(Task to carry out)
Skip every image and restate the data word for word.
>> START Dataset extract
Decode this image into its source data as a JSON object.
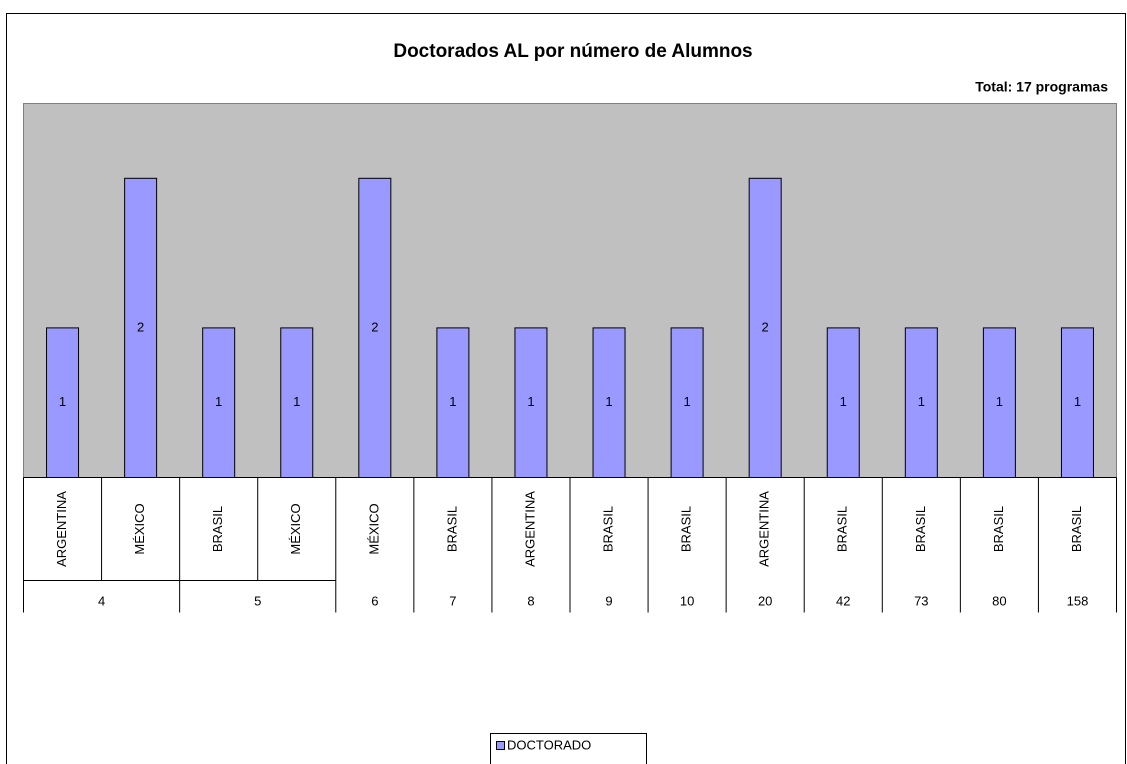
{
  "chart_data": {
    "type": "bar",
    "title": "Doctorados AL por número de Alumnos",
    "subtitle": "Total: 17 programas",
    "groups": [
      {
        "label": "4",
        "categories": [
          "ARGENTINA",
          "MÉXICO"
        ]
      },
      {
        "label": "5",
        "categories": [
          "BRASIL",
          "MÉXICO"
        ]
      },
      {
        "label": "6",
        "categories": [
          "MÉXICO"
        ]
      },
      {
        "label": "7",
        "categories": [
          "BRASIL"
        ]
      },
      {
        "label": "8",
        "categories": [
          "ARGENTINA"
        ]
      },
      {
        "label": "9",
        "categories": [
          "BRASIL"
        ]
      },
      {
        "label": "10",
        "categories": [
          "BRASIL"
        ]
      },
      {
        "label": "20",
        "categories": [
          "ARGENTINA"
        ]
      },
      {
        "label": "42",
        "categories": [
          "BRASIL"
        ]
      },
      {
        "label": "73",
        "categories": [
          "BRASIL"
        ]
      },
      {
        "label": "80",
        "categories": [
          "BRASIL"
        ]
      },
      {
        "label": "158",
        "categories": [
          "BRASIL"
        ]
      }
    ],
    "series": [
      {
        "name": "DOCTORADO",
        "color": "#9999ff",
        "values": [
          1,
          2,
          1,
          1,
          2,
          1,
          1,
          1,
          1,
          2,
          1,
          1,
          1,
          1
        ]
      }
    ],
    "ylim": [
      0,
      2.5
    ],
    "plot_color": "#c0c0c0"
  }
}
>> END Dataset extract
(The completed task)
Decode this image into its source data as a JSON object.
{
  "chart_data": {
    "type": "bar",
    "title": "Doctorados AL por número de Alumnos",
    "subtitle": "Total: 17 programas",
    "groups": [
      {
        "label": "4",
        "categories": [
          "ARGENTINA",
          "MÉXICO"
        ]
      },
      {
        "label": "5",
        "categories": [
          "BRASIL",
          "MÉXICO"
        ]
      },
      {
        "label": "6",
        "categories": [
          "MÉXICO"
        ]
      },
      {
        "label": "7",
        "categories": [
          "BRASIL"
        ]
      },
      {
        "label": "8",
        "categories": [
          "ARGENTINA"
        ]
      },
      {
        "label": "9",
        "categories": [
          "BRASIL"
        ]
      },
      {
        "label": "10",
        "categories": [
          "BRASIL"
        ]
      },
      {
        "label": "20",
        "categories": [
          "ARGENTINA"
        ]
      },
      {
        "label": "42",
        "categories": [
          "BRASIL"
        ]
      },
      {
        "label": "73",
        "categories": [
          "BRASIL"
        ]
      },
      {
        "label": "80",
        "categories": [
          "BRASIL"
        ]
      },
      {
        "label": "158",
        "categories": [
          "BRASIL"
        ]
      }
    ],
    "series": [
      {
        "name": "DOCTORADO",
        "color": "#9999ff",
        "values": [
          1,
          2,
          1,
          1,
          2,
          1,
          1,
          1,
          1,
          2,
          1,
          1,
          1,
          1
        ]
      }
    ],
    "ylim": [
      0,
      2.5
    ],
    "plot_color": "#c0c0c0"
  }
}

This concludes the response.